TASK DETAILS :: Say how many lines of the material below contain the word "JSON", with no other words.

EXTRACTED INFORMATION ::
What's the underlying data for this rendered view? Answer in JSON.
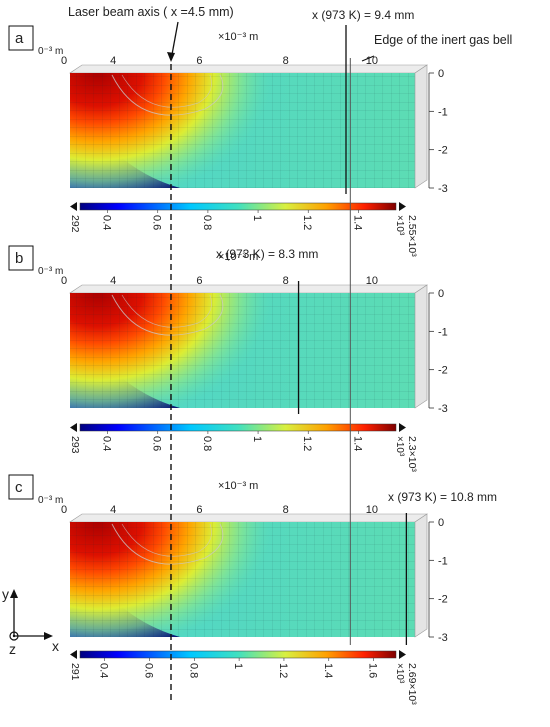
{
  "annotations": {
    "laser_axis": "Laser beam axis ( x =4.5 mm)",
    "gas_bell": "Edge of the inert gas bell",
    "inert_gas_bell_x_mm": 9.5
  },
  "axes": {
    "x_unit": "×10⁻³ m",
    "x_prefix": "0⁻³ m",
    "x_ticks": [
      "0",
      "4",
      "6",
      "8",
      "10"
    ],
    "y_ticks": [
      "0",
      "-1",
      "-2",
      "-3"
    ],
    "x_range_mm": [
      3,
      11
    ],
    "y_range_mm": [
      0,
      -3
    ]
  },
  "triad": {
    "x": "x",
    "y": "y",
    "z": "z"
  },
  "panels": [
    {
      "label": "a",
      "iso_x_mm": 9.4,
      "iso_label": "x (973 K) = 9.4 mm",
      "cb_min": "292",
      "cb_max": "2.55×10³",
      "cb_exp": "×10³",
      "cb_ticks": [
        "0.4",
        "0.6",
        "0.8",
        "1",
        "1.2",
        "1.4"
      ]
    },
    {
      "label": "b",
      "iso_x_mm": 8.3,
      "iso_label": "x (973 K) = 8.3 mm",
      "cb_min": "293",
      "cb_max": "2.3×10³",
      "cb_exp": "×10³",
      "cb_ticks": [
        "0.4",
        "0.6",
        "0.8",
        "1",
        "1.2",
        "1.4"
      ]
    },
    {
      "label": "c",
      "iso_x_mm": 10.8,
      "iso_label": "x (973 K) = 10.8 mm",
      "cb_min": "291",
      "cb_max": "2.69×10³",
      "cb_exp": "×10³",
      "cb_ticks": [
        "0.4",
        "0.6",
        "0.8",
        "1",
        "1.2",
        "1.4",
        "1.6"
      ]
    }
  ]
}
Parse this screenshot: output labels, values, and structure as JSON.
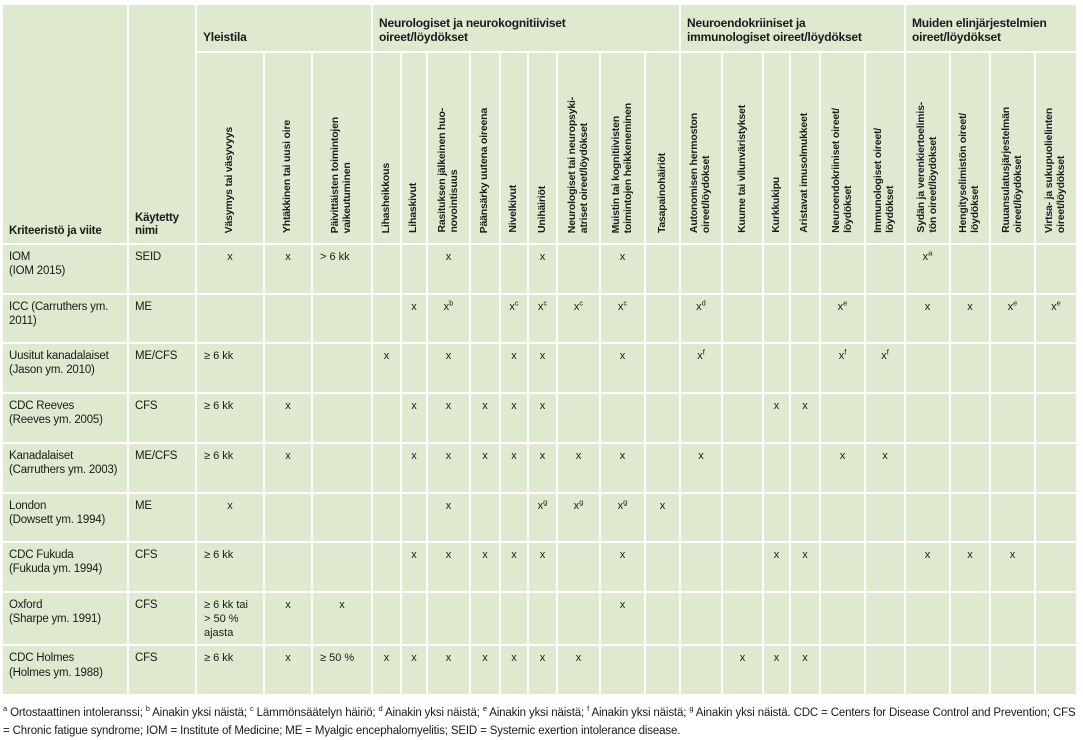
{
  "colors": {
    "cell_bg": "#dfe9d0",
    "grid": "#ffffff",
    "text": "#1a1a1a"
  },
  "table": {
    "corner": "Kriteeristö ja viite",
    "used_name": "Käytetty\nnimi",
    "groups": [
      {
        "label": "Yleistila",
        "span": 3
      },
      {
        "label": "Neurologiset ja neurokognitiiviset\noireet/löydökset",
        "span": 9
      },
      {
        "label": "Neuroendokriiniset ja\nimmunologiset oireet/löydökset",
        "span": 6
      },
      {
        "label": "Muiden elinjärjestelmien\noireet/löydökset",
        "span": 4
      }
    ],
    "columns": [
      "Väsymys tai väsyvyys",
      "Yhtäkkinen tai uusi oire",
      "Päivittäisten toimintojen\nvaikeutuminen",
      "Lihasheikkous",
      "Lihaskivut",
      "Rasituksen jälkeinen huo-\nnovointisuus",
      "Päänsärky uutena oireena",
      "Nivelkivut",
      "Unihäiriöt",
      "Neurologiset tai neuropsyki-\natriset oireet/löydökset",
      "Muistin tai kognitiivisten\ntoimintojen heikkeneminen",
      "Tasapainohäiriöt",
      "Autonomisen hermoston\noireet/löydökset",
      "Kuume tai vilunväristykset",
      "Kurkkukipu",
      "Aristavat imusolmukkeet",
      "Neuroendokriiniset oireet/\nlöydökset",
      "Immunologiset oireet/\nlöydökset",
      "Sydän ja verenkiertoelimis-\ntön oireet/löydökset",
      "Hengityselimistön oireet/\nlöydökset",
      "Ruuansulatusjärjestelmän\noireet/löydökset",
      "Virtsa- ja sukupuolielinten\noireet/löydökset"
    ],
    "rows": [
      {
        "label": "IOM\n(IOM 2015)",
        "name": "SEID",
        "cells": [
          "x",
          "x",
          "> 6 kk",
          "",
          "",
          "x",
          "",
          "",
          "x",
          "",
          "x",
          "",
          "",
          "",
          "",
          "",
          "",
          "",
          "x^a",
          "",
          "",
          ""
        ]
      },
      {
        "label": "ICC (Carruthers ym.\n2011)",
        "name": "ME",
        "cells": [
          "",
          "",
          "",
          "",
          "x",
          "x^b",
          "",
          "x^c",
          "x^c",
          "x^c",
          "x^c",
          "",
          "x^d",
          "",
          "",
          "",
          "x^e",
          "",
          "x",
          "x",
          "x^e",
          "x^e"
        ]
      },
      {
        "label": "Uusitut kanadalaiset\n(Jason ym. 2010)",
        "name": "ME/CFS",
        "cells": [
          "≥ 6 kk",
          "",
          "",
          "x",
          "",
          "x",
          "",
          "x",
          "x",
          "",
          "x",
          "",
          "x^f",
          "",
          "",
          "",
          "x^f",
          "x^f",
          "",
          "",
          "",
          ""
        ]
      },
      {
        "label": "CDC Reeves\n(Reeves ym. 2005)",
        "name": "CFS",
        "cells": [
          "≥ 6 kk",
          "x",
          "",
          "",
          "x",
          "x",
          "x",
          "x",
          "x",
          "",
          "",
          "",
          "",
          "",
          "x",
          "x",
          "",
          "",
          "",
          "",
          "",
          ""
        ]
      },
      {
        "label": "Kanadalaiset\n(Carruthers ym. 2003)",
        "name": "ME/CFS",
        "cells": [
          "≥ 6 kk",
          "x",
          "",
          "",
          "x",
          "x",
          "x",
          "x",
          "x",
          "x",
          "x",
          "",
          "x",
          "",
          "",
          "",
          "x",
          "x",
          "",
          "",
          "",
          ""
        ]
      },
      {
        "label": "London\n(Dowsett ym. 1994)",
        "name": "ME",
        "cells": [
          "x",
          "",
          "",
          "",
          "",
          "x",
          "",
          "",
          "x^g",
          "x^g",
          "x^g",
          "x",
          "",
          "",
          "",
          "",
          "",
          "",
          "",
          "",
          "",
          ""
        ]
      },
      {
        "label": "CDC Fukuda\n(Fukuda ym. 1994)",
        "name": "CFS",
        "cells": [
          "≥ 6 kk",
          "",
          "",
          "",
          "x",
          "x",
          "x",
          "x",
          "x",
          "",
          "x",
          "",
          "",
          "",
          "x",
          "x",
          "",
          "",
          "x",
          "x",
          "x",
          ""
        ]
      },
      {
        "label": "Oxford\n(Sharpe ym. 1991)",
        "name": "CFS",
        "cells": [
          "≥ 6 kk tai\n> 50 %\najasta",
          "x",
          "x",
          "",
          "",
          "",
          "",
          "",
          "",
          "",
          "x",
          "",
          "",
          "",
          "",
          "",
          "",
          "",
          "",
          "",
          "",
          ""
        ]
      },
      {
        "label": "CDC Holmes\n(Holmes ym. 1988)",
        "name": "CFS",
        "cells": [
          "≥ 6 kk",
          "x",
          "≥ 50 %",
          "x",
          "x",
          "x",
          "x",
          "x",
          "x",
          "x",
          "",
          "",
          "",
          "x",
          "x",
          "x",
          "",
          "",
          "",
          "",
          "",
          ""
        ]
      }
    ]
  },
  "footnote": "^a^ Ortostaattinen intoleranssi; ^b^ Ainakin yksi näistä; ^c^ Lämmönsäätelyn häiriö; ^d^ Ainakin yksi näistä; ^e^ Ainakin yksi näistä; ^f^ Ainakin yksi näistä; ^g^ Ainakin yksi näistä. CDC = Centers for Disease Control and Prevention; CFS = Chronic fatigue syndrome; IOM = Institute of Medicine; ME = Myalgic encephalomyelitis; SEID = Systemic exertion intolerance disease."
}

FULL RESPONSE :: 2